> **What the task asks**:
Search the listing below for "xlabel". Copy each matching line.

> **Material to process**:

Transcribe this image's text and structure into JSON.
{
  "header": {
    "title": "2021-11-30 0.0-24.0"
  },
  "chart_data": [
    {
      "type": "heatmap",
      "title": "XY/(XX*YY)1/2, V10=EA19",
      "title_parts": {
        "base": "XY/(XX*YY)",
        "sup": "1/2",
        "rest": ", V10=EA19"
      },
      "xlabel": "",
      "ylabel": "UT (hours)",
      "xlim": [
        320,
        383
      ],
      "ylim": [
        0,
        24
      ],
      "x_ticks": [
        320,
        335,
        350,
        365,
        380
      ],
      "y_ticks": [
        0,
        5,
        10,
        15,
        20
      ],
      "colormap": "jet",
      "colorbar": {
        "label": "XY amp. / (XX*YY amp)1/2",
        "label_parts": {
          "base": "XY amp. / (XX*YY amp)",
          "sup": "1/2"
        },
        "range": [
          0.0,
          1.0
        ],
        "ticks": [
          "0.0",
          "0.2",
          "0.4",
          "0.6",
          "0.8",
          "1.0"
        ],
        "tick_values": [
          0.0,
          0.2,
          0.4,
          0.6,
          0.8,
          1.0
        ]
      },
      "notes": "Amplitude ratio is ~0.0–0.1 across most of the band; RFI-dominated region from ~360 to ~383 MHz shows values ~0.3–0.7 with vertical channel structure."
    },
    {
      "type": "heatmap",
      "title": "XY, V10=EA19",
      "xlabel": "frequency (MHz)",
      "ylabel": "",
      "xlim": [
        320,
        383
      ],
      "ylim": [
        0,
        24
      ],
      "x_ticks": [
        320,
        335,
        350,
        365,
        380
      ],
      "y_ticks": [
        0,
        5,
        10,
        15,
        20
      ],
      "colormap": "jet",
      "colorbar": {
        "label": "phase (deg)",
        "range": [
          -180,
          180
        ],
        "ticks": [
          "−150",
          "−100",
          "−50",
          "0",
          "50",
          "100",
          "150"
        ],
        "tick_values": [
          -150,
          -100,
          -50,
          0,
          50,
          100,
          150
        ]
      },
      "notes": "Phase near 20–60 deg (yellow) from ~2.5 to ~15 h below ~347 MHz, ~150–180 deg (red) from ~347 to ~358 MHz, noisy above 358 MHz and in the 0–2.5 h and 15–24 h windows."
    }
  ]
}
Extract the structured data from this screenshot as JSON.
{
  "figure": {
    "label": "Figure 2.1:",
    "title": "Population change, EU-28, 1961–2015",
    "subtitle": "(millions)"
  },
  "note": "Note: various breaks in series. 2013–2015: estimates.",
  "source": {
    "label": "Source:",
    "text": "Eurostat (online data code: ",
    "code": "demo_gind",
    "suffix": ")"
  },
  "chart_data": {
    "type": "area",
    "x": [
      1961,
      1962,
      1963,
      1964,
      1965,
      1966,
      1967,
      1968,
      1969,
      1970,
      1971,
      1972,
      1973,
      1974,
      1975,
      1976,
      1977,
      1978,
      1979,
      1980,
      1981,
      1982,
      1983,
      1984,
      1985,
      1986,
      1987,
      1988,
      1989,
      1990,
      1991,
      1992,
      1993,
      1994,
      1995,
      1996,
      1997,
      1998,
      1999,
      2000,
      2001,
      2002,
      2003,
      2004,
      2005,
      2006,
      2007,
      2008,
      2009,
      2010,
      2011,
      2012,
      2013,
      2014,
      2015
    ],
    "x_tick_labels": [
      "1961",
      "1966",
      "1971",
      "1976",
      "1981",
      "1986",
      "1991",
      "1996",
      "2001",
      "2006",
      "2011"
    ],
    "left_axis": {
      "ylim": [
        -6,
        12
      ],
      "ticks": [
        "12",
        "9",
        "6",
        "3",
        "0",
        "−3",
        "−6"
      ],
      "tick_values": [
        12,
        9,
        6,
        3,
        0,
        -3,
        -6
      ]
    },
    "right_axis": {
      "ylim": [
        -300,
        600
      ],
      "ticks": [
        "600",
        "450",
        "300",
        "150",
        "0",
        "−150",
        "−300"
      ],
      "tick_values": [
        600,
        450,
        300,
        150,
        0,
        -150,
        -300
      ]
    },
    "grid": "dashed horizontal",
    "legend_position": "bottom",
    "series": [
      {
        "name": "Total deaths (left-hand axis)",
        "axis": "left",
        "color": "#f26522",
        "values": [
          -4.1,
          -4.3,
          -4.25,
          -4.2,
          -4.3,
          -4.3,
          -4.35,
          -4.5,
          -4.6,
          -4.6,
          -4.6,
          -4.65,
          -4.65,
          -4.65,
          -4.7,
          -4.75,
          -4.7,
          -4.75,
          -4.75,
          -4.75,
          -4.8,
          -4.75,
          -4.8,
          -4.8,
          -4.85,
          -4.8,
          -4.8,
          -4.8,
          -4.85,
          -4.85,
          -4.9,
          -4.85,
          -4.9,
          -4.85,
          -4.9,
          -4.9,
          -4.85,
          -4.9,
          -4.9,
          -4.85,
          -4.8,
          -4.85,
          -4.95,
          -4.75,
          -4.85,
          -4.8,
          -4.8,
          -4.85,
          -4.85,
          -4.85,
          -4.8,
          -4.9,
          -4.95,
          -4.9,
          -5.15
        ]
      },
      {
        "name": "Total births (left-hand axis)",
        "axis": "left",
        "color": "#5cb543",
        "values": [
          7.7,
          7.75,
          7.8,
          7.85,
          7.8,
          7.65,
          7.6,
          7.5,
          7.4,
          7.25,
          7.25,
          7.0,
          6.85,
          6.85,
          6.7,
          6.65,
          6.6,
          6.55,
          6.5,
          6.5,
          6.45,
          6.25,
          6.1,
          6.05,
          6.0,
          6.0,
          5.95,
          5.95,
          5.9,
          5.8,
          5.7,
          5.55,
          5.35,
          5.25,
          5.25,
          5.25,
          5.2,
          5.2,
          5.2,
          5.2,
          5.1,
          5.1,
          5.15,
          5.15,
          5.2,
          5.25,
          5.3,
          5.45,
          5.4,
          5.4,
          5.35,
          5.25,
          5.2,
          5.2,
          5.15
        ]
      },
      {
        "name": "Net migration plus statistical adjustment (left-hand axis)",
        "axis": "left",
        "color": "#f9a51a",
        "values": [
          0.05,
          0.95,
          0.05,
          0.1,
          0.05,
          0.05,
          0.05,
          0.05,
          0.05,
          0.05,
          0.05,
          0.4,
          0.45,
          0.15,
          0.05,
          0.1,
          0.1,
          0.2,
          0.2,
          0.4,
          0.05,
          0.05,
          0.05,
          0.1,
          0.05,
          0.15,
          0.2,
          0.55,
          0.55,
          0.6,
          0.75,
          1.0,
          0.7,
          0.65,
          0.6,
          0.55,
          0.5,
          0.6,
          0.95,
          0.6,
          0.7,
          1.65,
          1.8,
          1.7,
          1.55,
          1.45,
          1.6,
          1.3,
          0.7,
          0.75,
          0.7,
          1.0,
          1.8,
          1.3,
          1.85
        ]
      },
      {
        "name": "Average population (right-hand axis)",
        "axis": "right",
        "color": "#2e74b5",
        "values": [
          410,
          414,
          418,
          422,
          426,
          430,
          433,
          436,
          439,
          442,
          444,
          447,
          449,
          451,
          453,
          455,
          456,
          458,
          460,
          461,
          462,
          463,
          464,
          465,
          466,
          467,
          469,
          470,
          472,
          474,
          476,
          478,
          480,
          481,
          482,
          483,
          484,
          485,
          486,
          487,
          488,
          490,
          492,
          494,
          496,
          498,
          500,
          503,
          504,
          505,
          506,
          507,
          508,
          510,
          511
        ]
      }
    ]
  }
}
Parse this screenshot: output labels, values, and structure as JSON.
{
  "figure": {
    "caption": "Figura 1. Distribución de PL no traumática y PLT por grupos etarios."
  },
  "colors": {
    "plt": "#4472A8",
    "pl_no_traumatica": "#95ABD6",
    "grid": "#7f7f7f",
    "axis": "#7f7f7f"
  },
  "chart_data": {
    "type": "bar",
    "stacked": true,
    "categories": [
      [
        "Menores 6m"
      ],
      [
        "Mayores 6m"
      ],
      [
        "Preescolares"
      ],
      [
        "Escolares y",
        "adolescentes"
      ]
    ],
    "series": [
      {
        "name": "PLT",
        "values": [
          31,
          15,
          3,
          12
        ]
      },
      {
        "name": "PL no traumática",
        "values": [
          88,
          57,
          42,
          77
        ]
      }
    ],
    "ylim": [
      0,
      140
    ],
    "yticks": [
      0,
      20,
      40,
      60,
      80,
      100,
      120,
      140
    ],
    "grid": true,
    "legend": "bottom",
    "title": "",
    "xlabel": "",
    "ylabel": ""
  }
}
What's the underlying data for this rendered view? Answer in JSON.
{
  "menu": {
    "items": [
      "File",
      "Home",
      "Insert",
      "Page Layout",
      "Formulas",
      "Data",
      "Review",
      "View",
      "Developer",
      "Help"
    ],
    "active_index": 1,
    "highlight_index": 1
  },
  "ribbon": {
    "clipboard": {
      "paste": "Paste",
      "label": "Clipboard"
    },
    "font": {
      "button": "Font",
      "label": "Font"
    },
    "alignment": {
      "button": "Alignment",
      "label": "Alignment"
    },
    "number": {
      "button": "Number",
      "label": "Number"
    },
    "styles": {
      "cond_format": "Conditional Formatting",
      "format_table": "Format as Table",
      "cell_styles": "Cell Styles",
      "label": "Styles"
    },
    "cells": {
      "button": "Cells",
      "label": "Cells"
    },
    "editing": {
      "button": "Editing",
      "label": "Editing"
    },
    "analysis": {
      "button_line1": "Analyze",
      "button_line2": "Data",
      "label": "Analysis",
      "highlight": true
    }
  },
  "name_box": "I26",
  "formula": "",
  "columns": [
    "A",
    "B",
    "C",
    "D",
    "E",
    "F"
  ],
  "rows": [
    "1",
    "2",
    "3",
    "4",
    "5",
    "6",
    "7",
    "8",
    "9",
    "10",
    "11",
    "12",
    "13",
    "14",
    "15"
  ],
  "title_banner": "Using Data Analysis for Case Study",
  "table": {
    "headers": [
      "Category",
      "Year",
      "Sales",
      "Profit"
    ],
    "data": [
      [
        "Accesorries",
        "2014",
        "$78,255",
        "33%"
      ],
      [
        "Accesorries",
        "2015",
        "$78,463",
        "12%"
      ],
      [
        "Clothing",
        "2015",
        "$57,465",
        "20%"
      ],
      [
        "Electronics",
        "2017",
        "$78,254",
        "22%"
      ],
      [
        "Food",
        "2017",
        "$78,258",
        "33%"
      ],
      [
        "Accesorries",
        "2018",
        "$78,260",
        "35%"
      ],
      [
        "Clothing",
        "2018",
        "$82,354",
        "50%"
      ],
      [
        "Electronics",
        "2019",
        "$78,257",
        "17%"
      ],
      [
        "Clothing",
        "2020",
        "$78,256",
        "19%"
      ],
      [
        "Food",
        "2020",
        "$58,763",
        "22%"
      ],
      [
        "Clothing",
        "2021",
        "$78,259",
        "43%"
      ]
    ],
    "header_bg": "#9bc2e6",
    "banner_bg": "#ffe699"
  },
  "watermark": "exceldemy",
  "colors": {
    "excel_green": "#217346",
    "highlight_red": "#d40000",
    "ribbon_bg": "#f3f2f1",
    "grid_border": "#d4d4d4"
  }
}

> **The reply**:
      "xlabel": "",
      "xlabel": "frequency (MHz)",
    "xlabel": "",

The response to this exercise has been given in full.